◆ Set exercise
Write out the listing below again, precisely as it is given.
----- Record extracts
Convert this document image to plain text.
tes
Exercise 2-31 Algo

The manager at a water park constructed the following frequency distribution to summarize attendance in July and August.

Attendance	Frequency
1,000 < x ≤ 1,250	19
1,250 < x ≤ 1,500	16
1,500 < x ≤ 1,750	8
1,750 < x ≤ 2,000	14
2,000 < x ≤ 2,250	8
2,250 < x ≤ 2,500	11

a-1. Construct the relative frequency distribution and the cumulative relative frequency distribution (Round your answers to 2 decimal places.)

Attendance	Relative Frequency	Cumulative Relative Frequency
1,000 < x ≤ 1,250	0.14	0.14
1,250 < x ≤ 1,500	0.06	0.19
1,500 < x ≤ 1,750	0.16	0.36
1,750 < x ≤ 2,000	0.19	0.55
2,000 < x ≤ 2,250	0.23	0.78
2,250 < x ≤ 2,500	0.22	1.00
----------
◆ Exercise answer
Convert this document image to plain text.
tes
Exercise 2-31 Algo

The manager at a water park constructed the following frequency distribution to summarize attendance in July and August.

Attendance	Frequency
1,000 < x ≤ 1,250	19
1,250 < x ≤ 1,500	16
1,500 < x ≤ 1,750	8
1,750 < x ≤ 2,000	14
2,000 < x ≤ 2,250	8
2,250 < x ≤ 2,500	11

a-1. Construct the relative frequency distribution and the cumulative relative frequency distribution (Round your answers to 2 decimal places.)

Attendance	Relative Frequency	Cumulative Relative Frequency
1,000 < x ≤ 1,250	0.14	0.14
1,250 < x ≤ 1,500	0.06	0.19
1,500 < x ≤ 1,750	0.16	0.36
1,750 < x ≤ 2,000	0.19	0.55
2,000 < x ≤ 2,250	0.23	0.78
2,250 < x ≤ 2,500	0.22	1.00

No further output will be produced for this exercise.